◆ **WRITTEN REQUEST**: Select every line containing the word "JSON" from the material, and copy those lines.
— BEGIN DATA SECTION —
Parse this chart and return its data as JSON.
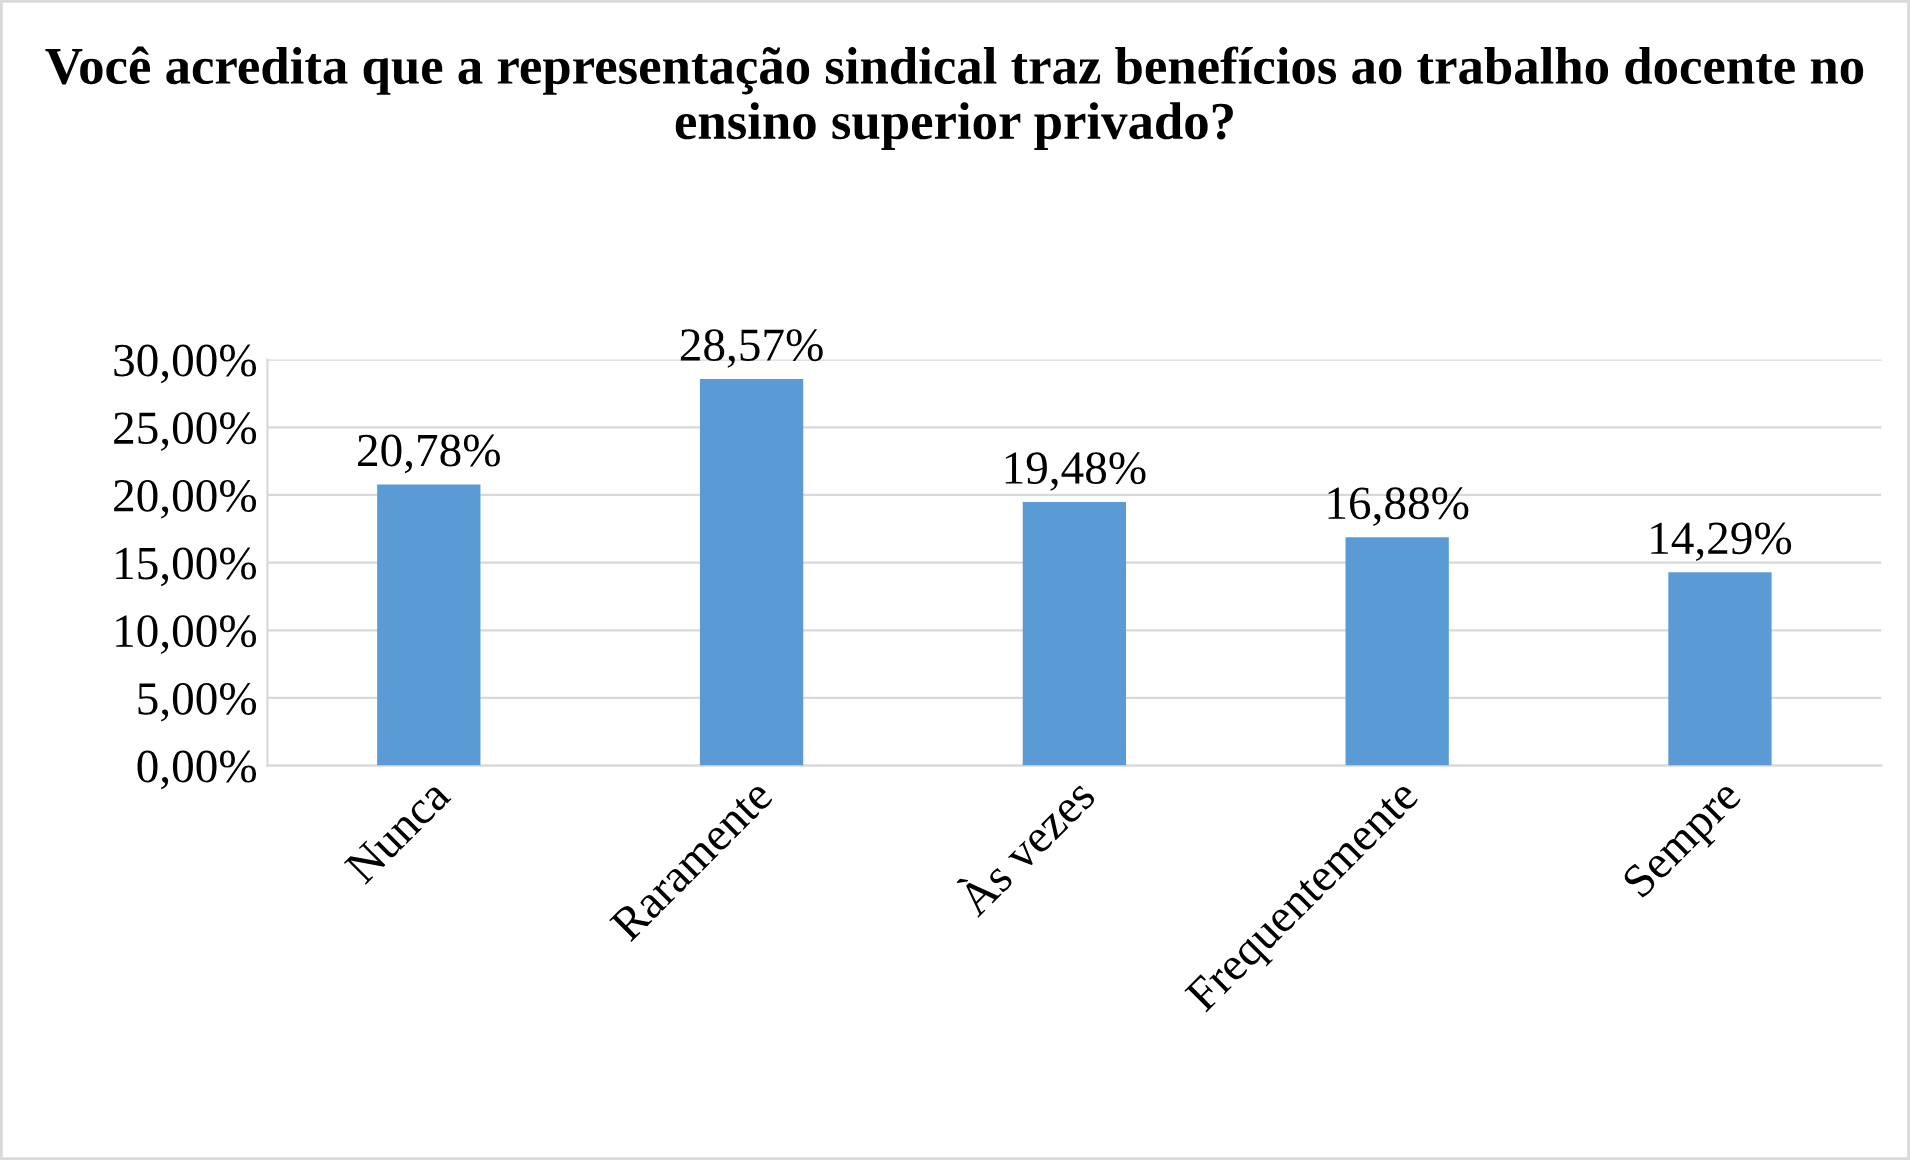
{
  "chart_data": {
    "type": "bar",
    "title": "Você acredita que a representação sindical traz benefícios ao trabalho docente no ensino superior privado?",
    "categories": [
      "Nunca",
      "Raramente",
      "Às vezes",
      "Frequentemente",
      "Sempre"
    ],
    "values": [
      20.78,
      28.57,
      19.48,
      16.88,
      14.29
    ],
    "value_labels": [
      "20,78%",
      "28,57%",
      "19,48%",
      "16,88%",
      "14,29%"
    ],
    "color": "#5b9bd5",
    "ylim": [
      0,
      30
    ],
    "yticks": [
      {
        "value": 0,
        "label": "0,00%"
      },
      {
        "value": 5,
        "label": "5,00%"
      },
      {
        "value": 10,
        "label": "10,00%"
      },
      {
        "value": 15,
        "label": "15,00%"
      },
      {
        "value": 20,
        "label": "20,00%"
      },
      {
        "value": 25,
        "label": "25,00%"
      },
      {
        "value": 30,
        "label": "30,00%"
      }
    ],
    "grid": "y",
    "legend": false
  }
}
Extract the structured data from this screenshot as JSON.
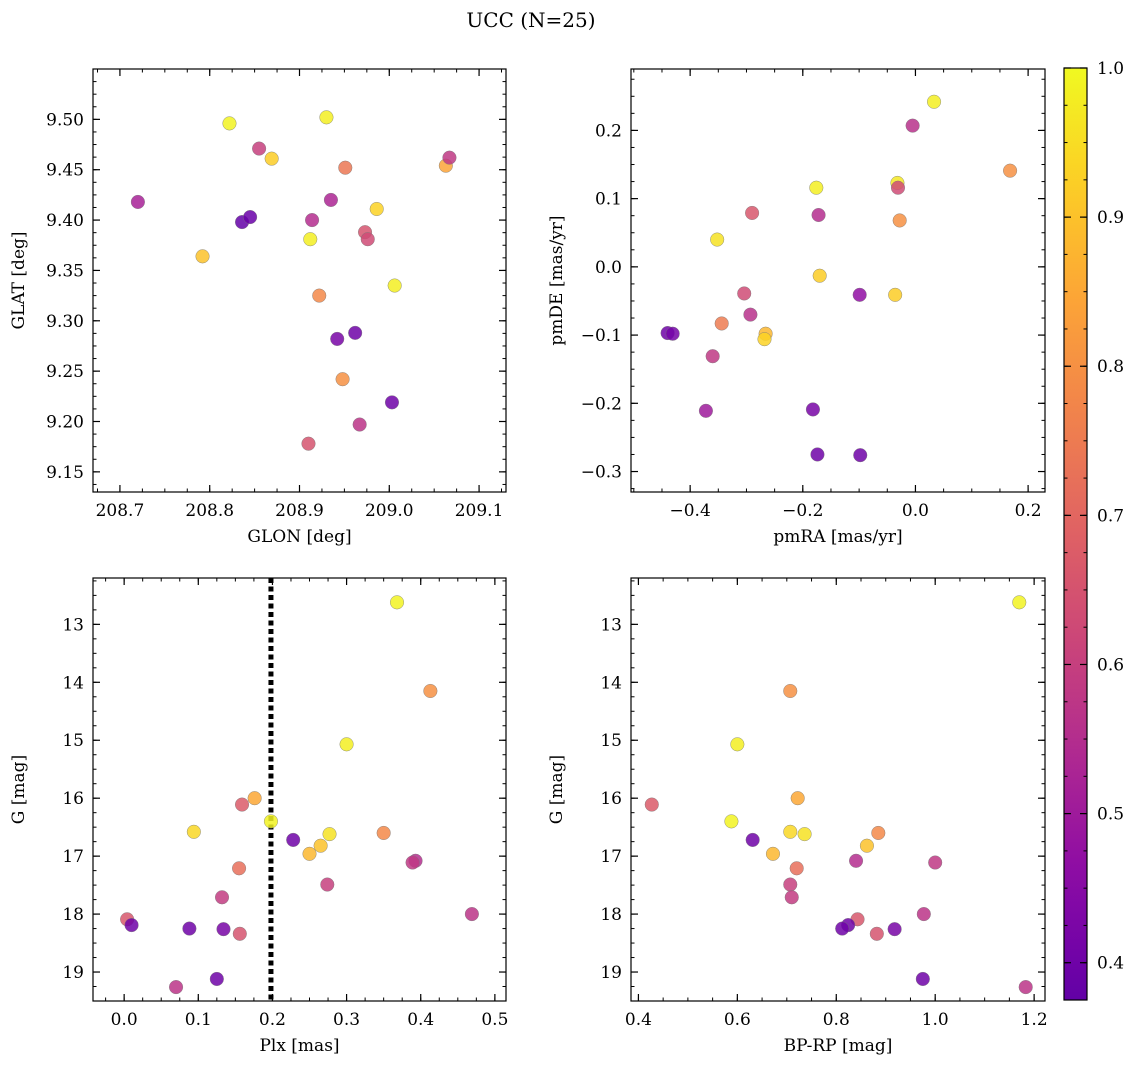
— END DATA SECTION —
◆ **ANSWER TO THE PROBLEM**:
Parse this chart and return its data as JSON.
Extract the structured data from this screenshot as JSON.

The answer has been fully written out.